• EXERCISE REQUIREMENTS
Copy out all of the data below, changing "search-bar" to "search-box" wherever it occurs and leaving everything else as it is.

• RECORDED INFORMATION
>>

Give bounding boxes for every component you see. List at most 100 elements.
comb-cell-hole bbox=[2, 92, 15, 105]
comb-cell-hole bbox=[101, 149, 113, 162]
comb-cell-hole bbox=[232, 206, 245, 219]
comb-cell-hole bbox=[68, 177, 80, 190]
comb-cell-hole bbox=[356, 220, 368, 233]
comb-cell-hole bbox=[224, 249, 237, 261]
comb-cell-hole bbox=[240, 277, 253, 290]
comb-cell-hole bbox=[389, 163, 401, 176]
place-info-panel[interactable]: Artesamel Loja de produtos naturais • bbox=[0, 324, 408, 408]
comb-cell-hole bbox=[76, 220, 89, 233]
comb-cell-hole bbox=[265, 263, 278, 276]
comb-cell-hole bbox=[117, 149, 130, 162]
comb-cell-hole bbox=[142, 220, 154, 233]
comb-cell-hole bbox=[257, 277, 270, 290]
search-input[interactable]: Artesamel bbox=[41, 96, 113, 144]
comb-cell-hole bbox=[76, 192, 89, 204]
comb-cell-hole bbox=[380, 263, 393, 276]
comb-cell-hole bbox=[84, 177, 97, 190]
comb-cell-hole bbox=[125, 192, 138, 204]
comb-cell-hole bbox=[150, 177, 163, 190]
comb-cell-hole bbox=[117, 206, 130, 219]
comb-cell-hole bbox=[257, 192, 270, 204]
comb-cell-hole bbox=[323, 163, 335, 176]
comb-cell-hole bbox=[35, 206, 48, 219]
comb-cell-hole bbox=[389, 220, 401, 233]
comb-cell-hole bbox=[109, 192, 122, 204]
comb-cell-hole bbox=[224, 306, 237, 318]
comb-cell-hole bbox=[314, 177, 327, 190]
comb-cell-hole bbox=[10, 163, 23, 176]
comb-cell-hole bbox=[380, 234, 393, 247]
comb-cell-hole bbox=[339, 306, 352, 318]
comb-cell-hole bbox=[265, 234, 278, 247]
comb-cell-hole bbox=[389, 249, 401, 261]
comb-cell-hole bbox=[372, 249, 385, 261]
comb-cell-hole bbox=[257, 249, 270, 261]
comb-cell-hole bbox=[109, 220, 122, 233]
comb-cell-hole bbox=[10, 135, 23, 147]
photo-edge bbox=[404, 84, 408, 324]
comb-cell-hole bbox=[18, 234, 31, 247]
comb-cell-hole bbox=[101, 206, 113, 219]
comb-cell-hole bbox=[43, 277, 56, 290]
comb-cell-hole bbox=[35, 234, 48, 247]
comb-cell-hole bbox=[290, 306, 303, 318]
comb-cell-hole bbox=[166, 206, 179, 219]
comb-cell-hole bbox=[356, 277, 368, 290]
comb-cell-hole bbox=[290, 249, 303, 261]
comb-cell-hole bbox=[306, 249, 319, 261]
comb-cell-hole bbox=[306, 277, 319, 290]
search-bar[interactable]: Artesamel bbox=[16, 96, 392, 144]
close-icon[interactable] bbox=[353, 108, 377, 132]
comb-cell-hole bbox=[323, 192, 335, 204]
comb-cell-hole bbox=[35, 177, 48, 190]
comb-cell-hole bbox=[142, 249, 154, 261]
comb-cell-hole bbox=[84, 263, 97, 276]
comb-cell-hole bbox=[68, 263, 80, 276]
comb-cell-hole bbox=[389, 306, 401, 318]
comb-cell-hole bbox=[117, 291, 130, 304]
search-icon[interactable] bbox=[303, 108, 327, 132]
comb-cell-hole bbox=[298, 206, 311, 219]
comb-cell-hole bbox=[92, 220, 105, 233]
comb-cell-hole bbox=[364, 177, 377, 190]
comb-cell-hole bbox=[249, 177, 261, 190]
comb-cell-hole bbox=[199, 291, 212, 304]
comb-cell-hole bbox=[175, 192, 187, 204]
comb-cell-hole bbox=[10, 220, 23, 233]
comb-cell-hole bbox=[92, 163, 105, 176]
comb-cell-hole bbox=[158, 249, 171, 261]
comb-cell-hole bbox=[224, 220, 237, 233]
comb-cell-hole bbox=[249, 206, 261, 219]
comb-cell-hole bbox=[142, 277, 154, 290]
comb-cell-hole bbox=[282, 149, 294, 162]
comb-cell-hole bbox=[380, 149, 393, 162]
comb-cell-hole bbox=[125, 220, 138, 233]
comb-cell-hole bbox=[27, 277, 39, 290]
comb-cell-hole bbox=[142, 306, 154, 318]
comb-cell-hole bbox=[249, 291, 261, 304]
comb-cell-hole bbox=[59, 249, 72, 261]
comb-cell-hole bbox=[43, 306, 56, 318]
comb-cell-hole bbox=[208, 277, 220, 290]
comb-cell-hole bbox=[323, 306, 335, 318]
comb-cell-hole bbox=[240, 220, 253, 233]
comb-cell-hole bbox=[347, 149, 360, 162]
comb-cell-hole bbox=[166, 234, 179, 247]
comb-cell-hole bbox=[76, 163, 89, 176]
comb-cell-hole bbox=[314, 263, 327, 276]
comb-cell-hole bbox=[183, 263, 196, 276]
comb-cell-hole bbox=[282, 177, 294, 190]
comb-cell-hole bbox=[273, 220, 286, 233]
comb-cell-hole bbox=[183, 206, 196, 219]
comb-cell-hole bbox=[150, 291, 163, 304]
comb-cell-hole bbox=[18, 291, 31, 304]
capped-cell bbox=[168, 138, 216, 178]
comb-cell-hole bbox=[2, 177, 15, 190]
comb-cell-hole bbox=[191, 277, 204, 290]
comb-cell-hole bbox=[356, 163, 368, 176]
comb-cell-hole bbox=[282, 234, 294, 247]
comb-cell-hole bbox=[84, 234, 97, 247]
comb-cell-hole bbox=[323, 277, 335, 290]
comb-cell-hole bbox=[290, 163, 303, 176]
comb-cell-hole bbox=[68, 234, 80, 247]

<<

• EXPECTED ANSWER
Give bounding boxes for every component you see. List at most 100 elements.
comb-cell-hole bbox=[2, 92, 15, 105]
comb-cell-hole bbox=[101, 149, 113, 162]
comb-cell-hole bbox=[232, 206, 245, 219]
comb-cell-hole bbox=[68, 177, 80, 190]
comb-cell-hole bbox=[356, 220, 368, 233]
comb-cell-hole bbox=[224, 249, 237, 261]
comb-cell-hole bbox=[240, 277, 253, 290]
comb-cell-hole bbox=[389, 163, 401, 176]
place-info-panel[interactable]: Artesamel Loja de produtos naturais • bbox=[0, 324, 408, 408]
comb-cell-hole bbox=[76, 220, 89, 233]
comb-cell-hole bbox=[265, 263, 278, 276]
comb-cell-hole bbox=[117, 149, 130, 162]
comb-cell-hole bbox=[142, 220, 154, 233]
comb-cell-hole bbox=[257, 277, 270, 290]
search-input[interactable]: Artesamel bbox=[41, 96, 113, 144]
comb-cell-hole bbox=[76, 192, 89, 204]
comb-cell-hole bbox=[380, 263, 393, 276]
comb-cell-hole bbox=[84, 177, 97, 190]
comb-cell-hole bbox=[125, 192, 138, 204]
comb-cell-hole bbox=[150, 177, 163, 190]
comb-cell-hole bbox=[117, 206, 130, 219]
comb-cell-hole bbox=[257, 192, 270, 204]
comb-cell-hole bbox=[323, 163, 335, 176]
comb-cell-hole bbox=[35, 206, 48, 219]
comb-cell-hole bbox=[389, 220, 401, 233]
comb-cell-hole bbox=[109, 192, 122, 204]
comb-cell-hole bbox=[224, 306, 237, 318]
comb-cell-hole bbox=[314, 177, 327, 190]
comb-cell-hole bbox=[10, 163, 23, 176]
comb-cell-hole bbox=[380, 234, 393, 247]
comb-cell-hole bbox=[339, 306, 352, 318]
comb-cell-hole bbox=[265, 234, 278, 247]
comb-cell-hole bbox=[389, 249, 401, 261]
comb-cell-hole bbox=[372, 249, 385, 261]
comb-cell-hole bbox=[257, 249, 270, 261]
comb-cell-hole bbox=[109, 220, 122, 233]
comb-cell-hole bbox=[10, 135, 23, 147]
photo-edge bbox=[404, 84, 408, 324]
comb-cell-hole bbox=[18, 234, 31, 247]
comb-cell-hole bbox=[101, 206, 113, 219]
comb-cell-hole bbox=[43, 277, 56, 290]
comb-cell-hole bbox=[35, 234, 48, 247]
comb-cell-hole bbox=[290, 306, 303, 318]
comb-cell-hole bbox=[166, 206, 179, 219]
comb-cell-hole bbox=[356, 277, 368, 290]
comb-cell-hole bbox=[290, 249, 303, 261]
comb-cell-hole bbox=[306, 249, 319, 261]
comb-cell-hole bbox=[306, 277, 319, 290]
search-box[interactable]: Artesamel bbox=[16, 96, 392, 144]
close-icon[interactable] bbox=[353, 108, 377, 132]
comb-cell-hole bbox=[323, 192, 335, 204]
comb-cell-hole bbox=[35, 177, 48, 190]
comb-cell-hole bbox=[142, 249, 154, 261]
comb-cell-hole bbox=[84, 263, 97, 276]
comb-cell-hole bbox=[68, 263, 80, 276]
comb-cell-hole bbox=[389, 306, 401, 318]
comb-cell-hole bbox=[117, 291, 130, 304]
search-icon[interactable] bbox=[303, 108, 327, 132]
comb-cell-hole bbox=[298, 206, 311, 219]
comb-cell-hole bbox=[92, 220, 105, 233]
comb-cell-hole bbox=[364, 177, 377, 190]
comb-cell-hole bbox=[249, 177, 261, 190]
comb-cell-hole bbox=[199, 291, 212, 304]
comb-cell-hole bbox=[175, 192, 187, 204]
comb-cell-hole bbox=[10, 220, 23, 233]
comb-cell-hole bbox=[92, 163, 105, 176]
comb-cell-hole bbox=[158, 249, 171, 261]
comb-cell-hole bbox=[224, 220, 237, 233]
comb-cell-hole bbox=[249, 206, 261, 219]
comb-cell-hole bbox=[142, 277, 154, 290]
comb-cell-hole bbox=[282, 149, 294, 162]
comb-cell-hole bbox=[380, 149, 393, 162]
comb-cell-hole bbox=[125, 220, 138, 233]
comb-cell-hole bbox=[27, 277, 39, 290]
comb-cell-hole bbox=[142, 306, 154, 318]
comb-cell-hole bbox=[249, 291, 261, 304]
comb-cell-hole bbox=[59, 249, 72, 261]
comb-cell-hole bbox=[43, 306, 56, 318]
comb-cell-hole bbox=[208, 277, 220, 290]
comb-cell-hole bbox=[323, 306, 335, 318]
comb-cell-hole bbox=[240, 220, 253, 233]
comb-cell-hole bbox=[347, 149, 360, 162]
comb-cell-hole bbox=[166, 234, 179, 247]
comb-cell-hole bbox=[76, 163, 89, 176]
comb-cell-hole bbox=[314, 263, 327, 276]
comb-cell-hole bbox=[183, 263, 196, 276]
comb-cell-hole bbox=[282, 177, 294, 190]
comb-cell-hole bbox=[273, 220, 286, 233]
comb-cell-hole bbox=[183, 206, 196, 219]
comb-cell-hole bbox=[150, 291, 163, 304]
comb-cell-hole bbox=[18, 291, 31, 304]
capped-cell bbox=[168, 138, 216, 178]
comb-cell-hole bbox=[2, 177, 15, 190]
comb-cell-hole bbox=[191, 277, 204, 290]
comb-cell-hole bbox=[356, 163, 368, 176]
comb-cell-hole bbox=[282, 234, 294, 247]
comb-cell-hole bbox=[84, 234, 97, 247]
comb-cell-hole bbox=[323, 277, 335, 290]
comb-cell-hole bbox=[290, 163, 303, 176]
comb-cell-hole bbox=[68, 234, 80, 247]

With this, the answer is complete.